Copy every entry precisely.

▬▬▬▬▬▬▬▬▬▬

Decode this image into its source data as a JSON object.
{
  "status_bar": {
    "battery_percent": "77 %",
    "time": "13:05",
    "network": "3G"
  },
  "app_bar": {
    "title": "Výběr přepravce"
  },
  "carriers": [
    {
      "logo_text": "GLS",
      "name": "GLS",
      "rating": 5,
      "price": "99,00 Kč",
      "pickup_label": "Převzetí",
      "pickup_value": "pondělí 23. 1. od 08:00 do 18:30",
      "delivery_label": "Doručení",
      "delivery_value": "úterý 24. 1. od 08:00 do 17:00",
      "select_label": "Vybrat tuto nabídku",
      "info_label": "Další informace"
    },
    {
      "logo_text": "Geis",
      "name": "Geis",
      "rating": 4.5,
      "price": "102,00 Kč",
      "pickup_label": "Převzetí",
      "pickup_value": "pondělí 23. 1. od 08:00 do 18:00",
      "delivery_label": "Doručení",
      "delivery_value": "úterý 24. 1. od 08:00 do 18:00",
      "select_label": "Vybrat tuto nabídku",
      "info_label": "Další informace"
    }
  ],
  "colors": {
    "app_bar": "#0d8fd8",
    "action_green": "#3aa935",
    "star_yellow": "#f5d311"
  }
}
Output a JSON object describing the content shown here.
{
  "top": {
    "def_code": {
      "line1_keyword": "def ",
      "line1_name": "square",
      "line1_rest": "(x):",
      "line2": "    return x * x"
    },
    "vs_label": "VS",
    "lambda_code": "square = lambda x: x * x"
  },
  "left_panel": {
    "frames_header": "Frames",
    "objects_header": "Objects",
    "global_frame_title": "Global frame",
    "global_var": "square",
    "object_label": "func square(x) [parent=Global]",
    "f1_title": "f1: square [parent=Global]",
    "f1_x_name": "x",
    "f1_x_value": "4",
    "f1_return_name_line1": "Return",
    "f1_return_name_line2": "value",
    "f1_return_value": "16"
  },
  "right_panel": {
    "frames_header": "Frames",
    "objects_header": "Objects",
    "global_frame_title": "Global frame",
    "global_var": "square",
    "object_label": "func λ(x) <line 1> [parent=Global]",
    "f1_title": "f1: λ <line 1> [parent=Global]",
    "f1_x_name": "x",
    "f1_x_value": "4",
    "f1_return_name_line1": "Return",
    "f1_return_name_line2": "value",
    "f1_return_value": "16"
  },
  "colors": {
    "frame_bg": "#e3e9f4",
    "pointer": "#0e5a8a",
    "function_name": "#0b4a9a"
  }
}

▬▬▬▬▬▬▬▬▬▬

* **Written answer**:
Decode this image into its source data as a JSON object.
{
  "status_bar": {
    "battery_percent": "77 %",
    "time": "13:05",
    "network": "3G"
  },
  "app_bar": {
    "title": "Výběr přepravce"
  },
  "carriers": [
    {
      "logo_text": "GLS",
      "name": "GLS",
      "rating": 5,
      "price": "99,00 Kč",
      "pickup_label": "Převzetí",
      "pickup_value": "pondělí 23. 1. od 08:00 do 18:30",
      "delivery_label": "Doručení",
      "delivery_value": "úterý 24. 1. od 08:00 do 17:00",
      "select_label": "Vybrat tuto nabídku",
      "info_label": "Další informace"
    },
    {
      "logo_text": "Geis",
      "name": "Geis",
      "rating": 4.5,
      "price": "102,00 Kč",
      "pickup_label": "Převzetí",
      "pickup_value": "pondělí 23. 1. od 08:00 do 18:00",
      "delivery_label": "Doručení",
      "delivery_value": "úterý 24. 1. od 08:00 do 18:00",
      "select_label": "Vybrat tuto nabídku",
      "info_label": "Další informace"
    }
  ],
  "colors": {
    "app_bar": "#0d8fd8",
    "action_green": "#3aa935",
    "star_yellow": "#f5d311"
  }
}
Output a JSON object describing the content shown here.
{
  "top": {
    "def_code": {
      "line1_keyword": "def ",
      "line1_name": "square",
      "line1_rest": "(x):",
      "line2": "    return x * x"
    },
    "vs_label": "VS",
    "lambda_code": "square = lambda x: x * x"
  },
  "left_panel": {
    "frames_header": "Frames",
    "objects_header": "Objects",
    "global_frame_title": "Global frame",
    "global_var": "square",
    "object_label": "func square(x) [parent=Global]",
    "f1_title": "f1: square [parent=Global]",
    "f1_x_name": "x",
    "f1_x_value": "4",
    "f1_return_name_line1": "Return",
    "f1_return_name_line2": "value",
    "f1_return_value": "16"
  },
  "right_panel": {
    "frames_header": "Frames",
    "objects_header": "Objects",
    "global_frame_title": "Global frame",
    "global_var": "square",
    "object_label": "func λ(x) <line 1> [parent=Global]",
    "f1_title": "f1: λ <line 1> [parent=Global]",
    "f1_x_name": "x",
    "f1_x_value": "4",
    "f1_return_name_line1": "Return",
    "f1_return_name_line2": "value",
    "f1_return_value": "16"
  },
  "colors": {
    "frame_bg": "#e3e9f4",
    "pointer": "#0e5a8a",
    "function_name": "#0b4a9a"
  }
}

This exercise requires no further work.